── STORED ROWS ──

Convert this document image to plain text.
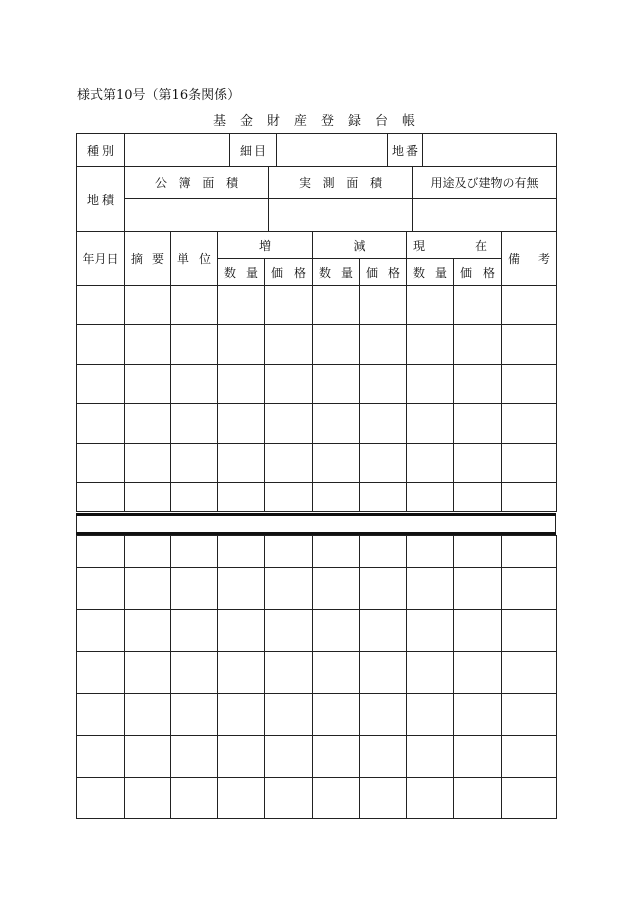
様式第10号（第16条関係）
基 金 財 産 登 録 台 帳
種 別		細 目		地 番

地 積	公 簿 面 積	実 測 面 積	用途及び建物の有無

年月日	摘 要	単 位	増		減		現 在		備 考

			数 量	価 格	数 量	価 格	数 量	価 格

───

● **OBJECTIVE**
Omit the pictures. Output every record above word for word.

● **ANSWER TO THIS PROBLEM**
Convert this document image to plain text.
様式第10号（第16条関係）
基 金 財 産 登 録 台 帳
種 別		細 目		地 番

地 積	公 簿 面 積	実 測 面 積	用途及び建物の有無

年月日	摘 要	単 位	増		減		現 在		備 考

			数 量	価 格	数 量	価 格	数 量	価 格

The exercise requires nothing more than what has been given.